Provided entries:

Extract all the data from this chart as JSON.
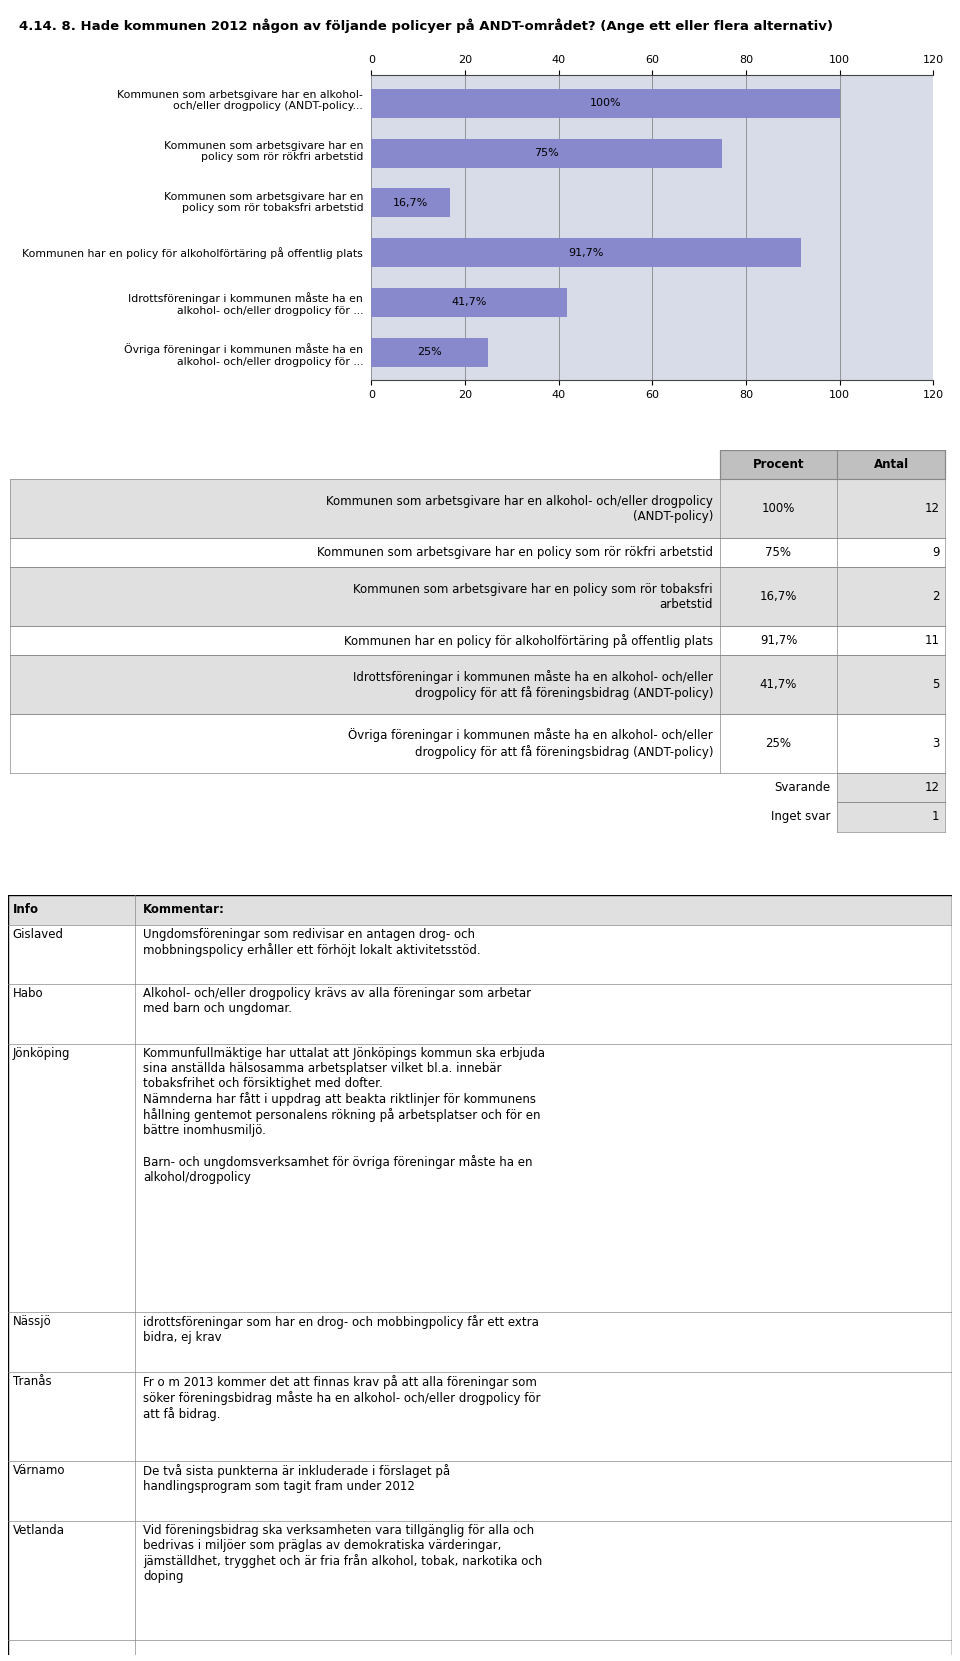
{
  "title": "4.14. 8. Hade kommunen 2012 någon av följande policyer på ANDT-området? (Ange ett eller flera alternativ)",
  "chart_bg": "#d8dce8",
  "bar_color": "#8888cc",
  "bar_labels": [
    "Kommunen som arbetsgivare har en alkohol-\noch/eller drogpolicy (ANDT-policy...",
    "Kommunen som arbetsgivare har en\npolicy som rör rökfri arbetstid",
    "Kommunen som arbetsgivare har en\npolicy som rör tobaksfri arbetstid",
    "Kommunen har en policy för alkoholförtäring på offentlig plats",
    "Idrottsföreningar i kommunen måste ha en\nalkohol- och/eller drogpolicy för ...",
    "Övriga föreningar i kommunen måste ha en\nalkohol- och/eller drogpolicy för ..."
  ],
  "bar_values": [
    100.0,
    75.0,
    16.7,
    91.7,
    41.7,
    25.0
  ],
  "bar_value_labels": [
    "100%",
    "75%",
    "16,7%",
    "91,7%",
    "41,7%",
    "25%"
  ],
  "xlim": [
    0,
    120
  ],
  "xticks": [
    0,
    20,
    40,
    60,
    80,
    100,
    120
  ],
  "table_rows": [
    [
      "Kommunen som arbetsgivare har en alkohol- och/eller drogpolicy\n(ANDT-policy)",
      "100%",
      "12"
    ],
    [
      "Kommunen som arbetsgivare har en policy som rör rökfri arbetstid",
      "75%",
      "9"
    ],
    [
      "Kommunen som arbetsgivare har en policy som rör tobaksfri\narbetstid",
      "16,7%",
      "2"
    ],
    [
      "Kommunen har en policy för alkoholförtäring på offentlig plats",
      "91,7%",
      "11"
    ],
    [
      "Idrottsföreningar i kommunen måste ha en alkohol- och/eller\ndrogpolicy för att få föreningsbidrag (ANDT-policy)",
      "41,7%",
      "5"
    ],
    [
      "Övriga föreningar i kommunen måste ha en alkohol- och/eller\ndrogpolicy för att få föreningsbidrag (ANDT-policy)",
      "25%",
      "3"
    ],
    [
      "Svarande",
      "",
      "12"
    ],
    [
      "Inget svar",
      "",
      "1"
    ]
  ],
  "comments": [
    [
      "Info",
      "Kommentar:"
    ],
    [
      "Gislaved",
      "Ungdomsföreningar som redivisar en antagen drog- och\nmobbningspolicy erhåller ett förhöjt lokalt aktivitetsstöd."
    ],
    [
      "Habo",
      "Alkohol- och/eller drogpolicy krävs av alla föreningar som arbetar\nmed barn och ungdomar."
    ],
    [
      "Jönköping",
      "Kommunfullmäktige har uttalat att Jönköpings kommun ska erbjuda\nsina anställda hälsosamma arbetsplatser vilket bl.a. innebär\ntobaksfrihet och försiktighet med dofter.\nNämnderna har fått i uppdrag att beakta riktlinjer för kommunens\nhållning gentemot personalens rökning på arbetsplatser och för en\nbättre inomhusmiljö.\n\nBarn- och ungdomsverksamhet för övriga föreningar måste ha en\nalkohol/drogpolicy"
    ],
    [
      "Nässjö",
      "idrottsföreningar som har en drog- och mobbingpolicy får ett extra\nbidra, ej krav"
    ],
    [
      "Tranås",
      "Fr o m 2013 kommer det att finnas krav på att alla föreningar som\nsöker föreningsbidrag måste ha en alkohol- och/eller drogpolicy för\natt få bidrag."
    ],
    [
      "Värnamo",
      "De två sista punkterna är inkluderade i förslaget på\nhandlingsprogram som tagit fram under 2012"
    ],
    [
      "Vetlanda",
      "Vid föreningsbidrag ska verksamheten vara tillgänglig för alla och\nbedrivas i miljöer som präglas av demokratiska värderingar,\njämställdhet, trygghet och är fria från alkohol, tobak, narkotika och\ndoping"
    ]
  ],
  "white_bg": "#ffffff",
  "gray_header_bg": "#c0c0c0",
  "light_gray_bg": "#e0e0e0",
  "border_color": "#888888",
  "dark_border": "#444444",
  "text_color": "#000000",
  "title_fontsize": 9.5,
  "bar_label_fontsize": 7.8,
  "bar_value_fontsize": 8.0,
  "table_fontsize": 8.5,
  "comment_fontsize": 8.5
}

Exercise objective:
Copy out all the records exactly, excluding pictures.

Solution to the problem:
Extract all the data from this chart as JSON.
{
  "title": "4.14. 8. Hade kommunen 2012 någon av följande policyer på ANDT-området? (Ange ett eller flera alternativ)",
  "chart_bg": "#d8dce8",
  "bar_color": "#8888cc",
  "bar_labels": [
    "Kommunen som arbetsgivare har en alkohol-\noch/eller drogpolicy (ANDT-policy...",
    "Kommunen som arbetsgivare har en\npolicy som rör rökfri arbetstid",
    "Kommunen som arbetsgivare har en\npolicy som rör tobaksfri arbetstid",
    "Kommunen har en policy för alkoholförtäring på offentlig plats",
    "Idrottsföreningar i kommunen måste ha en\nalkohol- och/eller drogpolicy för ...",
    "Övriga föreningar i kommunen måste ha en\nalkohol- och/eller drogpolicy för ..."
  ],
  "bar_values": [
    100.0,
    75.0,
    16.7,
    91.7,
    41.7,
    25.0
  ],
  "bar_value_labels": [
    "100%",
    "75%",
    "16,7%",
    "91,7%",
    "41,7%",
    "25%"
  ],
  "xlim": [
    0,
    120
  ],
  "xticks": [
    0,
    20,
    40,
    60,
    80,
    100,
    120
  ],
  "table_rows": [
    [
      "Kommunen som arbetsgivare har en alkohol- och/eller drogpolicy\n(ANDT-policy)",
      "100%",
      "12"
    ],
    [
      "Kommunen som arbetsgivare har en policy som rör rökfri arbetstid",
      "75%",
      "9"
    ],
    [
      "Kommunen som arbetsgivare har en policy som rör tobaksfri\narbetstid",
      "16,7%",
      "2"
    ],
    [
      "Kommunen har en policy för alkoholförtäring på offentlig plats",
      "91,7%",
      "11"
    ],
    [
      "Idrottsföreningar i kommunen måste ha en alkohol- och/eller\ndrogpolicy för att få föreningsbidrag (ANDT-policy)",
      "41,7%",
      "5"
    ],
    [
      "Övriga föreningar i kommunen måste ha en alkohol- och/eller\ndrogpolicy för att få föreningsbidrag (ANDT-policy)",
      "25%",
      "3"
    ],
    [
      "Svarande",
      "",
      "12"
    ],
    [
      "Inget svar",
      "",
      "1"
    ]
  ],
  "comments": [
    [
      "Info",
      "Kommentar:"
    ],
    [
      "Gislaved",
      "Ungdomsföreningar som redivisar en antagen drog- och\nmobbningspolicy erhåller ett förhöjt lokalt aktivitetsstöd."
    ],
    [
      "Habo",
      "Alkohol- och/eller drogpolicy krävs av alla föreningar som arbetar\nmed barn och ungdomar."
    ],
    [
      "Jönköping",
      "Kommunfullmäktige har uttalat att Jönköpings kommun ska erbjuda\nsina anställda hälsosamma arbetsplatser vilket bl.a. innebär\ntobaksfrihet och försiktighet med dofter.\nNämnderna har fått i uppdrag att beakta riktlinjer för kommunens\nhållning gentemot personalens rökning på arbetsplatser och för en\nbättre inomhusmiljö.\n\nBarn- och ungdomsverksamhet för övriga föreningar måste ha en\nalkohol/drogpolicy"
    ],
    [
      "Nässjö",
      "idrottsföreningar som har en drog- och mobbingpolicy får ett extra\nbidra, ej krav"
    ],
    [
      "Tranås",
      "Fr o m 2013 kommer det att finnas krav på att alla föreningar som\nsöker föreningsbidrag måste ha en alkohol- och/eller drogpolicy för\natt få bidrag."
    ],
    [
      "Värnamo",
      "De två sista punkterna är inkluderade i förslaget på\nhandlingsprogram som tagit fram under 2012"
    ],
    [
      "Vetlanda",
      "Vid föreningsbidrag ska verksamheten vara tillgänglig för alla och\nbedrivas i miljöer som präglas av demokratiska värderingar,\njämställdhet, trygghet och är fria från alkohol, tobak, narkotika och\ndoping"
    ]
  ],
  "white_bg": "#ffffff",
  "gray_header_bg": "#c0c0c0",
  "light_gray_bg": "#e0e0e0",
  "border_color": "#888888",
  "dark_border": "#444444",
  "text_color": "#000000",
  "title_fontsize": 9.5,
  "bar_label_fontsize": 7.8,
  "bar_value_fontsize": 8.0,
  "table_fontsize": 8.5,
  "comment_fontsize": 8.5
}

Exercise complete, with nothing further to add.